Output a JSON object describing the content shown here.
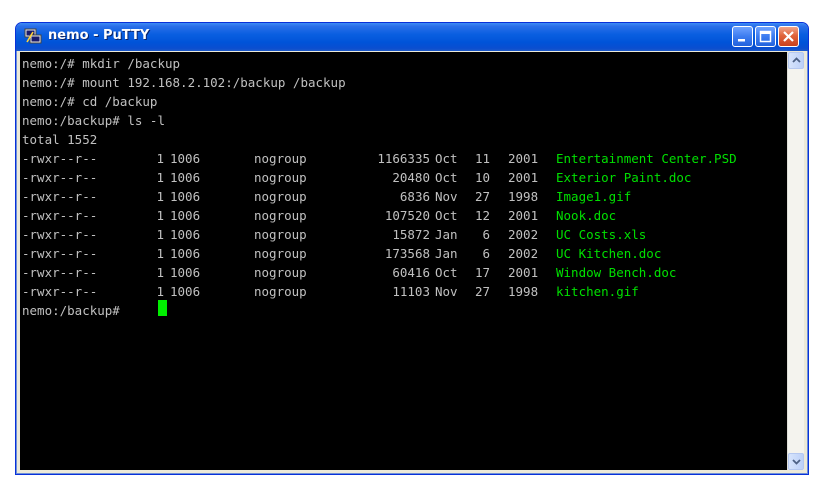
{
  "window": {
    "title": "nemo - PuTTY",
    "app_icon": "putty-icon",
    "controls": [
      "minimize-icon",
      "maximize-icon",
      "close-icon"
    ]
  },
  "terminal": {
    "lines": [
      "nemo:/# mkdir /backup",
      "nemo:/# mount 192.168.2.102:/backup /backup",
      "nemo:/# cd /backup",
      "nemo:/backup# ls -l",
      "total 1552"
    ],
    "listing": [
      {
        "perms": "-rwxr--r--",
        "links": "1",
        "owner": "1006",
        "group": "nogroup",
        "size": "1166335",
        "month": "Oct",
        "day": "11",
        "year": "2001",
        "name": "Entertainment Center.PSD"
      },
      {
        "perms": "-rwxr--r--",
        "links": "1",
        "owner": "1006",
        "group": "nogroup",
        "size": "20480",
        "month": "Oct",
        "day": "10",
        "year": "2001",
        "name": "Exterior Paint.doc"
      },
      {
        "perms": "-rwxr--r--",
        "links": "1",
        "owner": "1006",
        "group": "nogroup",
        "size": "6836",
        "month": "Nov",
        "day": "27",
        "year": "1998",
        "name": "Image1.gif"
      },
      {
        "perms": "-rwxr--r--",
        "links": "1",
        "owner": "1006",
        "group": "nogroup",
        "size": "107520",
        "month": "Oct",
        "day": "12",
        "year": "2001",
        "name": "Nook.doc"
      },
      {
        "perms": "-rwxr--r--",
        "links": "1",
        "owner": "1006",
        "group": "nogroup",
        "size": "15872",
        "month": "Jan",
        "day": "6",
        "year": "2002",
        "name": "UC Costs.xls"
      },
      {
        "perms": "-rwxr--r--",
        "links": "1",
        "owner": "1006",
        "group": "nogroup",
        "size": "173568",
        "month": "Jan",
        "day": "6",
        "year": "2002",
        "name": "UC Kitchen.doc"
      },
      {
        "perms": "-rwxr--r--",
        "links": "1",
        "owner": "1006",
        "group": "nogroup",
        "size": "60416",
        "month": "Oct",
        "day": "17",
        "year": "2001",
        "name": "Window Bench.doc"
      },
      {
        "perms": "-rwxr--r--",
        "links": "1",
        "owner": "1006",
        "group": "nogroup",
        "size": "11103",
        "month": "Nov",
        "day": "27",
        "year": "1998",
        "name": "kitchen.gif"
      }
    ],
    "prompt": "nemo:/backup#",
    "colors": {
      "background": "#000000",
      "text": "#c0c0c0",
      "filename": "#00e000",
      "cursor": "#00ee00"
    }
  },
  "scrollbar": {
    "icons": [
      "scroll-up-arrow-icon",
      "scroll-down-arrow-icon"
    ]
  }
}
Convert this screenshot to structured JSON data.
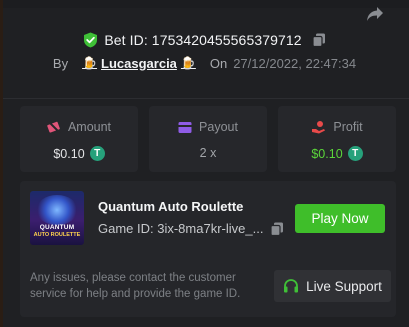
{
  "header": {
    "bet_id_label": "Bet ID: 1753420455565379712",
    "by_label": "By",
    "username": "Lucasgarcia",
    "user_emoji": "🍺",
    "on_label": "On",
    "date": "27/12/2022, 22:47:34"
  },
  "stats": [
    {
      "title": "Amount",
      "value": "$0.10",
      "icon": "money-off-icon",
      "color": "#e05579",
      "coin": "tether-coin-icon"
    },
    {
      "title": "Payout",
      "value": "2 x",
      "icon": "wallet-icon",
      "color": "#8f5ce6"
    },
    {
      "title": "Profit",
      "value": "$0.10",
      "icon": "profit-hand-icon",
      "color": "#e84a4a",
      "coin": "tether-coin-icon"
    }
  ],
  "coin_symbol": "T",
  "game": {
    "thumbnail_title": "QUANTUM",
    "thumbnail_subtitle": "AUTO ROULETTE",
    "title": "Quantum Auto Roulette",
    "game_id": "Game ID: 3ix-8ma7kr-live_...",
    "play_label": "Play Now"
  },
  "support": {
    "help_text": "Any issues, please contact the customer service for help and provide the game ID.",
    "button_label": "Live Support"
  },
  "colors": {
    "accent_green": "#3fbe2a",
    "profit_green": "#5bd63a",
    "background": "#1f2023",
    "card": "#26272b"
  }
}
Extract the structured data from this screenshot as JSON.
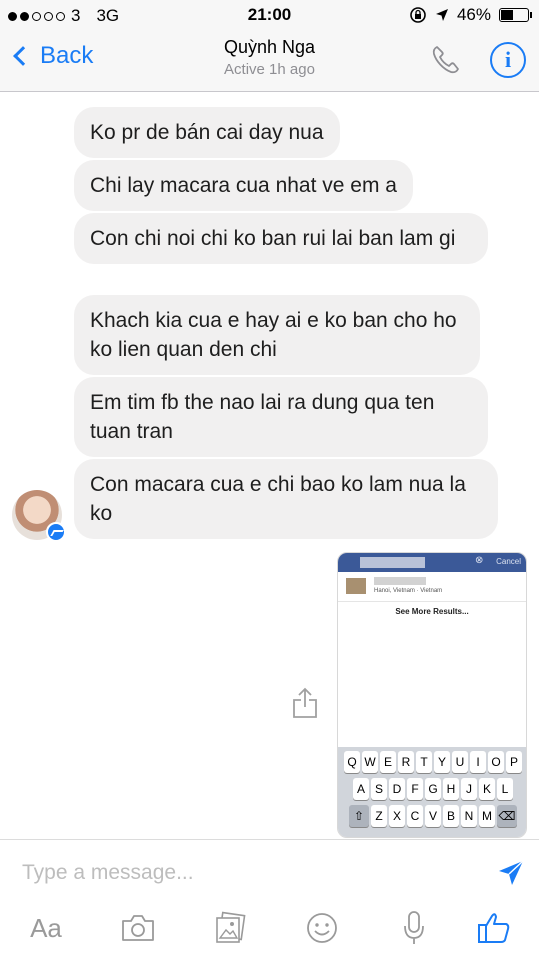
{
  "status_bar": {
    "carrier": "3",
    "network": "3G",
    "time": "21:00",
    "battery": "46%",
    "battery_level": 0.46
  },
  "nav": {
    "back_label": "Back",
    "contact_name": "Quỳnh Nga",
    "active_status": "Active 1h ago"
  },
  "messages": [
    {
      "text": "Ko pr de bán cai day nua"
    },
    {
      "text": "Chi lay macara cua nhat ve em a"
    },
    {
      "text": "Con chi noi chi ko ban rui lai ban lam gi"
    },
    {
      "text": "Khach kia cua e hay ai e ko ban cho ho ko lien quan den chi"
    },
    {
      "text": "Em tim fb the nao lai ra dung qua ten tuan tran"
    },
    {
      "text": "Con macara cua e chi bao ko lam nua la ko"
    }
  ],
  "attachment": {
    "cancel": "Cancel",
    "location": "Hanoi, Vietnam · Vietnam",
    "see_more": "See More Results...",
    "keyboard_rows": [
      [
        "Q",
        "W",
        "E",
        "R",
        "T",
        "Y",
        "U",
        "I",
        "O",
        "P"
      ],
      [
        "A",
        "S",
        "D",
        "F",
        "G",
        "H",
        "J",
        "K",
        "L"
      ],
      [
        "Z",
        "X",
        "C",
        "V",
        "B",
        "N",
        "M"
      ]
    ]
  },
  "composer": {
    "placeholder": "Type a message...",
    "text_format_label": "Aa"
  },
  "colors": {
    "accent": "#1a7cf5",
    "bubble": "#f1f0f0",
    "facebook_blue": "#3b5998"
  },
  "icons": {
    "call": "phone-icon",
    "info": "info-icon",
    "share": "share-icon",
    "send": "send-icon",
    "camera": "camera-icon",
    "gallery": "gallery-icon",
    "emoji": "emoji-icon",
    "mic": "microphone-icon",
    "like": "thumbs-up-icon"
  }
}
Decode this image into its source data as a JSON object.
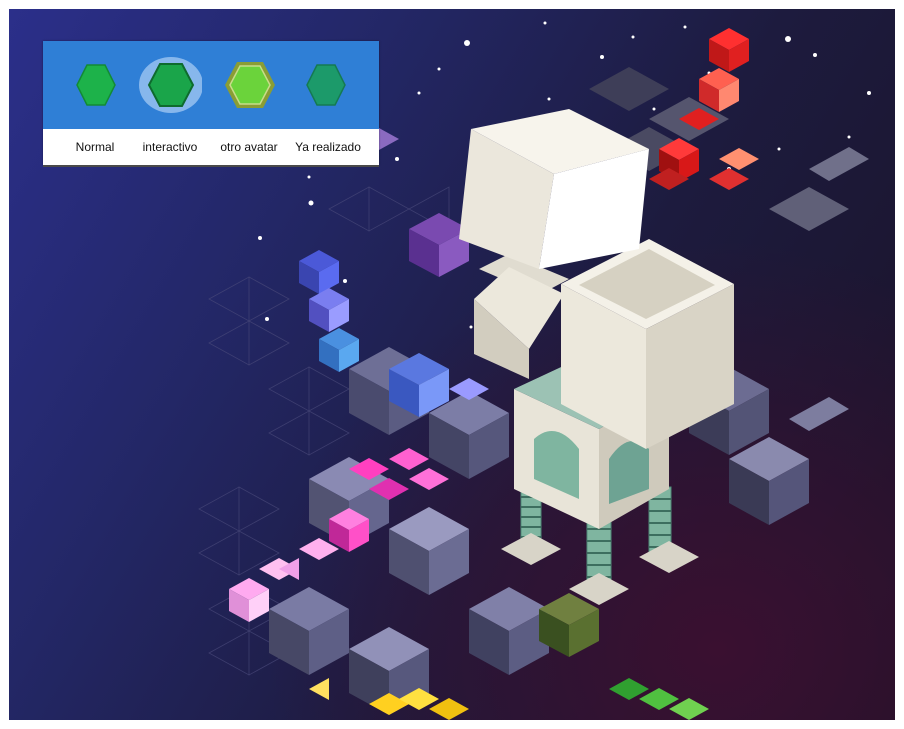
{
  "legend": {
    "items": [
      {
        "label": "Normal",
        "state": "normal",
        "fill": "#1db24a",
        "stroke": "#138a35"
      },
      {
        "label": "interactivo",
        "state": "interactive",
        "fill": "#1aa54a",
        "stroke": "#138a35"
      },
      {
        "label": "otro avatar",
        "state": "other-avatar",
        "fill": "#6bd33b",
        "stroke": "#8a9d35"
      },
      {
        "label": "Ya realizado",
        "state": "done",
        "fill": "#1c9a6a",
        "stroke": "#157a52"
      }
    ],
    "band_color": "#2f7fd6"
  },
  "scene": {
    "character": "robot-avatar",
    "background_color": "#232766"
  }
}
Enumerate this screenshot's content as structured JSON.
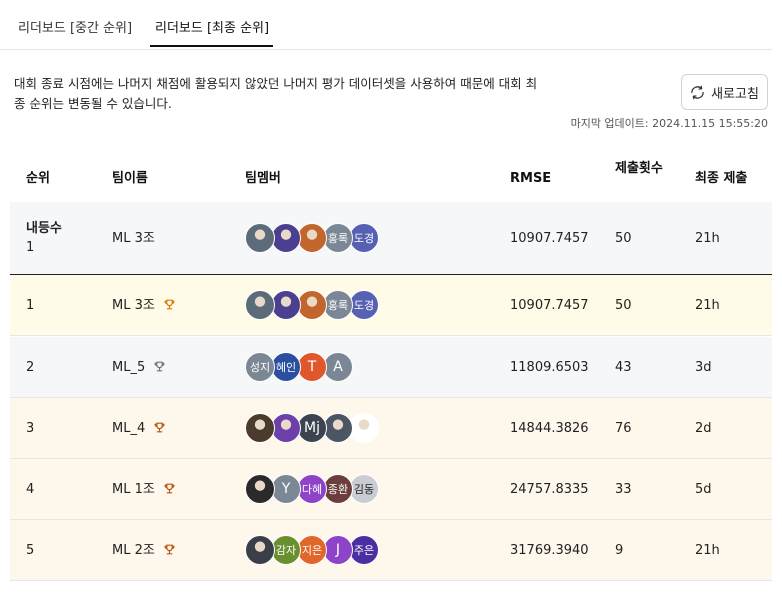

+ + + +

* **REQUIREMENT**: Read the data above and pull out each line that holds the string "nemo".

* **RESULT OF THE TASK**:
    "title": "nemo - PuTTY",
      "nemo:/# mkdir /backup",
      "nemo:/# mount 192.168.2.102:/backup /backup",
      "nemo:/# cd /backup",
      "nemo:/backup# ls -l",
    "prompt": "nemo:/backup#",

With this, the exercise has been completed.